> [QUESTIONS ON THE MATERIAL]:
#1 Print everything in the eDNA passage from "eDNA also has" down to "economies of scale.".
#2 According to the eDNA passage, over what span of time did researchers study unicellulars from the Brest harbour?

> [PROVIDED TEXT]:
=== Begin Enclosure ===

In some environments, such as sediments and very cold environments, eDNA is preserved for long periods of time, making it possible to go back in time. For example, researchers have studied unicellulars from the Brest harbour over a period of 1,400 years, highlighting the impact of the Second World War and recent changes in agricultural practices8. The record for the use of eDNA in palaeoecology was broken at the beginning of December thanks to permafrost samples from Greenland, which made it possible to reconstruct a palaeoecosystem of about two million years9!
eDNA also has many advantages for the study of present-day species. Indeed, its collection is non-invasive, which avoids disturbing the environments studied, and very simple. The corresponding fieldwork requires little equipment and training, allows access to places unsuitable for direct observations, can be easily grafted onto expeditions already planned elsewhere and remains decoupled from the analysis work. It is much less costly and restrictive than conventional observation methods, allows for more sampling and opens up possibilities for monitoring on a large spatiotemporal scale. Analytical methods also lend themselves to this expansion, as pooling the processing of many samples generates economies of scale.
In some environments, such as sediments and very cold environments, eDNA is preserved for long periods of time, making it possible to go back in time.
As promising as it is, however, the use of eDNA has its limitations. To begin with, and this is fundamental even if it seems obvious, detecting an individual’s DNA is not the same as detecting their presence. It does not tell us anything about its state of health, size, or stage of development, all of which are only accessible through direct observation. It does not necessarily tell us where it is, either, as DNA can be transported in the environment! In rivers, species can leave traces several kilometres downstream from their actual position.
Moreover, not all organisms release DNA in a comparable way into their environment and, depending on the fragility of the structure containing the DNA and the conditions of the environment (in particular pH and temperature), eDNA can be degraded more or less rapidly. The absence of DNA does not necessarily mean the absence of a species. Conversely, DNA can easily contaminate samples, whether it comes from the experimenters and their equipment or from another source. For example, restaurants or markets in coastal areas can lead to the detection of eDNA from non-living fish10.

=== End Enclosure ===

> [LISTED RECORDS]:
=== Begin Enclosure ===

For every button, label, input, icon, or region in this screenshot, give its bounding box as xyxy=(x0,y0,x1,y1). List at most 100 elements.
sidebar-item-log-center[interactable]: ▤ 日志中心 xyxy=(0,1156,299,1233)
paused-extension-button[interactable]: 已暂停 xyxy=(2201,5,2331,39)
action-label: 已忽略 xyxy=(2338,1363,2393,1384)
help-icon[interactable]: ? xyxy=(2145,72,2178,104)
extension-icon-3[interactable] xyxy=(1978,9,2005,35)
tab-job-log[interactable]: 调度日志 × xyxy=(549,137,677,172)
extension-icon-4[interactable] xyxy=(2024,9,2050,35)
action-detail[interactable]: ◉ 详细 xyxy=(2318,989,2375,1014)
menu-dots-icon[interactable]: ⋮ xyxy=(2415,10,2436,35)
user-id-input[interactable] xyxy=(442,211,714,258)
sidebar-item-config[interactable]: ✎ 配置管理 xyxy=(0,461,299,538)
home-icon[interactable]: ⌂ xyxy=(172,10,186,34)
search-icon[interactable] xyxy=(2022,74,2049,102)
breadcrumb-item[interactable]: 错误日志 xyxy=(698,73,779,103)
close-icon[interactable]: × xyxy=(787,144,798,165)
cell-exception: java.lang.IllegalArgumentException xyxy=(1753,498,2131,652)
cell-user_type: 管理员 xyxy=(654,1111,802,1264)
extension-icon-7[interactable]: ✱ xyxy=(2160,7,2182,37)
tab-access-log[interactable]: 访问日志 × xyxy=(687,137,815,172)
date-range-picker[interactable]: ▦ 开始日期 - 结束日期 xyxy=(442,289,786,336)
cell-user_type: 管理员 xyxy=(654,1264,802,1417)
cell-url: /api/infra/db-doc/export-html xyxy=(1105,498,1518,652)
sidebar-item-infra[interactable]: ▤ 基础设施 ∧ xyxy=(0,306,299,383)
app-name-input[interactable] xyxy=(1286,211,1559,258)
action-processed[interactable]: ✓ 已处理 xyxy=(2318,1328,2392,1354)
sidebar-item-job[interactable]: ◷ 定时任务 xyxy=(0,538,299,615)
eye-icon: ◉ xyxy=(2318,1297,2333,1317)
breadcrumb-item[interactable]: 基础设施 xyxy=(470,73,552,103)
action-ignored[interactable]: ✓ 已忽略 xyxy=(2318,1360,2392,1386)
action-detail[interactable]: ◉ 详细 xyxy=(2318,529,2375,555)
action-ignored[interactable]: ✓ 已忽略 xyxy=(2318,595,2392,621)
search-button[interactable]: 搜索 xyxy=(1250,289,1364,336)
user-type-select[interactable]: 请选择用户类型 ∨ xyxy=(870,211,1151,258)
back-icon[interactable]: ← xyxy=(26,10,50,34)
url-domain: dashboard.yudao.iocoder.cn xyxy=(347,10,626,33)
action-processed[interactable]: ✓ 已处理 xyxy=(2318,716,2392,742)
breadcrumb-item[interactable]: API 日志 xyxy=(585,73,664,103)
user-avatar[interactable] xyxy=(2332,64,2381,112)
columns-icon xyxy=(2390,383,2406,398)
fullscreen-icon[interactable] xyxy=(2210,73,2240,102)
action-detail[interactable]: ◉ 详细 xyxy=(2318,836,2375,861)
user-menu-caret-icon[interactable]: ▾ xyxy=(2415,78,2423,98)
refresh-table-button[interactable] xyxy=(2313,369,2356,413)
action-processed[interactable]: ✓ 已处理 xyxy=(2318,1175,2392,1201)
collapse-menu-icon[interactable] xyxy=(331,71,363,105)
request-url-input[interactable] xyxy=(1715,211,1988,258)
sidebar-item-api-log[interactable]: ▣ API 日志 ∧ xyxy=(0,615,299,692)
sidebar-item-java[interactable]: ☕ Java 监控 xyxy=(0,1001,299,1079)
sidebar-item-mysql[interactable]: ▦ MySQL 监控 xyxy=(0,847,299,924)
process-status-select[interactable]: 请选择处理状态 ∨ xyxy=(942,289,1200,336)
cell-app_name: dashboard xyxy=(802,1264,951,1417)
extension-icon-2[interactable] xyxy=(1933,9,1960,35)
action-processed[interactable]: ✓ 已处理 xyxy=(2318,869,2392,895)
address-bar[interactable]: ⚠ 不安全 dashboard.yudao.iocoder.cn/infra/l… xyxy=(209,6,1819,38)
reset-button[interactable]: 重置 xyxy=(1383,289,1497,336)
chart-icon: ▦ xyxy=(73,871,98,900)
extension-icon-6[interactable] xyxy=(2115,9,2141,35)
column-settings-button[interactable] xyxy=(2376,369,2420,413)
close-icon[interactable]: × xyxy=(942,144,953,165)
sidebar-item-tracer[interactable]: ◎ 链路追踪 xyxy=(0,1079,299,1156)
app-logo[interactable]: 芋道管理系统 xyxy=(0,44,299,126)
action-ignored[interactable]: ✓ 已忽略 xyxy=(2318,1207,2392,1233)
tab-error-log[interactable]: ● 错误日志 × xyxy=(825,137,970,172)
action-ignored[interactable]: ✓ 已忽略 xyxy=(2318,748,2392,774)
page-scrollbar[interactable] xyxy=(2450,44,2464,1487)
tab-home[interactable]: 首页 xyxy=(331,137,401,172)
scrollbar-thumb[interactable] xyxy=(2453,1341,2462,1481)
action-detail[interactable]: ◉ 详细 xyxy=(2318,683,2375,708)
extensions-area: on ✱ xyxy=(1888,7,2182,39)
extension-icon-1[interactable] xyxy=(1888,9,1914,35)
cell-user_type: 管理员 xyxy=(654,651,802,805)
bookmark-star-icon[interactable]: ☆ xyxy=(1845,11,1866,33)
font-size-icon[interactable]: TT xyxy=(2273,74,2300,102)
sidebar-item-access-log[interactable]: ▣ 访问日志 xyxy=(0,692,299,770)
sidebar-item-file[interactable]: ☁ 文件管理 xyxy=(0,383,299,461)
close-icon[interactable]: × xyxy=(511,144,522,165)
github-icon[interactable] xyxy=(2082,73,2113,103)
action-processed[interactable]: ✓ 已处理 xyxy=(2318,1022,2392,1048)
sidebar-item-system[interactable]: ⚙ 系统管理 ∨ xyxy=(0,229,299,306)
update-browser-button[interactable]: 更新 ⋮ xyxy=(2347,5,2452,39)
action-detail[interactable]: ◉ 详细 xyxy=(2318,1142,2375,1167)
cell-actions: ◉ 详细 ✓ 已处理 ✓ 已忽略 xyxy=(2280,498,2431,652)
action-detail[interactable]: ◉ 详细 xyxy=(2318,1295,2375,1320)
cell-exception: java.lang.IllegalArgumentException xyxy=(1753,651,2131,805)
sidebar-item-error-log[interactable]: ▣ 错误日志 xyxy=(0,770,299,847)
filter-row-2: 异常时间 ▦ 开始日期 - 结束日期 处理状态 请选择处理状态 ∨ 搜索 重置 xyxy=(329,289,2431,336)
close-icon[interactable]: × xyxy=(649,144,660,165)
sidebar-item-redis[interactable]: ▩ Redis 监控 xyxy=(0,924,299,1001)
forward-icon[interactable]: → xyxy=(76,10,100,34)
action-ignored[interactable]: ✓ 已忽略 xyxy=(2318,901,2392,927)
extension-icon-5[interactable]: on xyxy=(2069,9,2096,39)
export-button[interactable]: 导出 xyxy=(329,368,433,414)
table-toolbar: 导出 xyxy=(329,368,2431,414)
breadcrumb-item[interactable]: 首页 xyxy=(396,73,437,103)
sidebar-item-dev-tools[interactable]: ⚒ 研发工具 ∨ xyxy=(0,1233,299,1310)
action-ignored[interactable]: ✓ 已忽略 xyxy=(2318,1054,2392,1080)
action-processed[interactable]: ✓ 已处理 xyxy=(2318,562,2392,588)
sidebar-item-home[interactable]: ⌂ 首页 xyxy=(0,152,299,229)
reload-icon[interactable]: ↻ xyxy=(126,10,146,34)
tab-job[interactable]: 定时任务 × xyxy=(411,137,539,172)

=== End Enclosure ===

> [SOLUTION SET]:
#1
eDNA also has many advantages for the study of present-day species. Indeed, its collection is non-invasive, which avoids disturbing the environments studied, and very simple. The corresponding fieldwork requires little equipment and training, allows access to places unsuitable for direct observations, can be easily grafted onto expeditions already planned elsewhere and remains decoupled from the analysis work. It is much less costly and restrictive than conventional observation methods, allows for more sampling and opens up possibilities for monitoring on a large spatiotemporal scale. Analytical methods also lend themselves to this expansion, as pooling the processing of many samples generates economies of scale.

#2 1,400 years.